**** The data

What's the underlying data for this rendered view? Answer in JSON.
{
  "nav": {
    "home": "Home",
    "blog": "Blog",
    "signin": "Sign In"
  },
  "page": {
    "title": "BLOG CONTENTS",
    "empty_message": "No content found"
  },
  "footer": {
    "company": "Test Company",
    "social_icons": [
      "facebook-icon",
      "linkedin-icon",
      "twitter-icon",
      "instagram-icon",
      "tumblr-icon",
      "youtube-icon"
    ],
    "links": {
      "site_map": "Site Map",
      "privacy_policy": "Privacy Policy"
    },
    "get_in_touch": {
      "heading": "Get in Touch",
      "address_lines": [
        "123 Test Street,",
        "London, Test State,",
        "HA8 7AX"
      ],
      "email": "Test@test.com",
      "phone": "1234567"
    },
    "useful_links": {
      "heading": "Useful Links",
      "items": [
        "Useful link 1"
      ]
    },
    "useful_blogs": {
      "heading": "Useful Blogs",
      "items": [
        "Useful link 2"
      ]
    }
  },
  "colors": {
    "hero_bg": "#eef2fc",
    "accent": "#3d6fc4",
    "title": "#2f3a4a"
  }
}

********
**** The data

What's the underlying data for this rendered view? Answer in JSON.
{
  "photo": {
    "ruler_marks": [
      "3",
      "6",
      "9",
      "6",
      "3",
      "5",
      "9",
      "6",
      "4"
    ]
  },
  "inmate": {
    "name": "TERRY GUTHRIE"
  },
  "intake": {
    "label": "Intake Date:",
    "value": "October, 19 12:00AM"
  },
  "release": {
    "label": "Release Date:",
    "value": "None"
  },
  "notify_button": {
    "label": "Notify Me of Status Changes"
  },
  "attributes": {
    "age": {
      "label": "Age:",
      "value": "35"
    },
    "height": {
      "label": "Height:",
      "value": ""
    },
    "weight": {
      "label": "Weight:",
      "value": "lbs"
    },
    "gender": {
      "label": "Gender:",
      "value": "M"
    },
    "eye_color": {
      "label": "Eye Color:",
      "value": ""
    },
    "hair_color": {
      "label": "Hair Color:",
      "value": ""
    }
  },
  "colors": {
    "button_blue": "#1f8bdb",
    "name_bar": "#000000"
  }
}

********

Aim of the task
Filter out all lines lacking the word "Test" and copy the rest.

Exercise output
    "company": "Test Company",
        "123 Test Street,",
        "London, Test State,",
      "email": "Test@test.com",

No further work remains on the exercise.